Print verbatim every line starting at the one that contains "OCR this image." and ending at the final line of the records; include both endpoints.
____
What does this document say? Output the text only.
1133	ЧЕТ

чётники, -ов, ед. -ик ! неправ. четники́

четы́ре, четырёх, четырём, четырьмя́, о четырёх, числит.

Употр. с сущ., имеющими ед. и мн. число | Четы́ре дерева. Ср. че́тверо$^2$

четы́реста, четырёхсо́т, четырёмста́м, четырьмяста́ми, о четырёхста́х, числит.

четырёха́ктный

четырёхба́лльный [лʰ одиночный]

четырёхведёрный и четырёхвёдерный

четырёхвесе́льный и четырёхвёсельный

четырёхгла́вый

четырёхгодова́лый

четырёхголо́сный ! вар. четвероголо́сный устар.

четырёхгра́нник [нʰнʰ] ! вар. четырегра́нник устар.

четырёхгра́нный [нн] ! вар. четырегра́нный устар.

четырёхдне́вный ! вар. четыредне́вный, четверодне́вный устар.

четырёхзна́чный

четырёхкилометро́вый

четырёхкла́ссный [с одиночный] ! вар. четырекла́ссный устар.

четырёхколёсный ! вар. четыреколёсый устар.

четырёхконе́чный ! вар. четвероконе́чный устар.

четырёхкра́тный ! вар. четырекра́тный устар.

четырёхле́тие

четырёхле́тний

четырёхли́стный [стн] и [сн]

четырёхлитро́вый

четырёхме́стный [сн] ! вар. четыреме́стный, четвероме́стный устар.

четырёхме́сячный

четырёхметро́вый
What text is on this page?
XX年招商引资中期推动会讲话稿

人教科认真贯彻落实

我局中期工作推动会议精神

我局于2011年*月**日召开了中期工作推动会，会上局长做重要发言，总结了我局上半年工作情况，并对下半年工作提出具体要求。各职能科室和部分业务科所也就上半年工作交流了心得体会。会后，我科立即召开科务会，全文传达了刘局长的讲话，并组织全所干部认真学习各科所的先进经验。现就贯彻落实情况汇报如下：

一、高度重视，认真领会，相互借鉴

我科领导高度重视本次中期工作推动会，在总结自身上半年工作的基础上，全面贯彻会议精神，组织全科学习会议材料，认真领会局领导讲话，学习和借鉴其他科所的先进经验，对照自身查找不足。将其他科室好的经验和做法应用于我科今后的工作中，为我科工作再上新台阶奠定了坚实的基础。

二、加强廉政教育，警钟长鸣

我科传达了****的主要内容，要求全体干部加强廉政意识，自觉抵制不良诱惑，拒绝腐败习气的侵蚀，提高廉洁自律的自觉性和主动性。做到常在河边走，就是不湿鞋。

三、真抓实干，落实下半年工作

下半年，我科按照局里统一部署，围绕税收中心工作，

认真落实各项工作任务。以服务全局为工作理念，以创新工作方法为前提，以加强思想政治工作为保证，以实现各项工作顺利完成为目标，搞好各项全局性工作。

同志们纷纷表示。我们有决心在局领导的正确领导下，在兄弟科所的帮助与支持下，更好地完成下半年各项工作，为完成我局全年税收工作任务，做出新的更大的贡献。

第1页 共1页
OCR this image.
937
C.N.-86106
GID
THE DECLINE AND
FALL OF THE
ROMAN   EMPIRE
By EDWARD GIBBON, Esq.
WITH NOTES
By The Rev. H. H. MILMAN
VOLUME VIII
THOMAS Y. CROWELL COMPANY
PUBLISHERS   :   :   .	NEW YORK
____
(CORRECT ANSWER):
OCR this image.
937
C.N.-86106
GID
THE DECLINE AND
FALL OF THE
ROMAN   EMPIRE
By EDWARD GIBBON, Esq.
WITH NOTES
By The Rev. H. H. MILMAN
VOLUME VIII
THOMAS Y. CROWELL COMPANY
PUBLISHERS   :   :   .	NEW YORK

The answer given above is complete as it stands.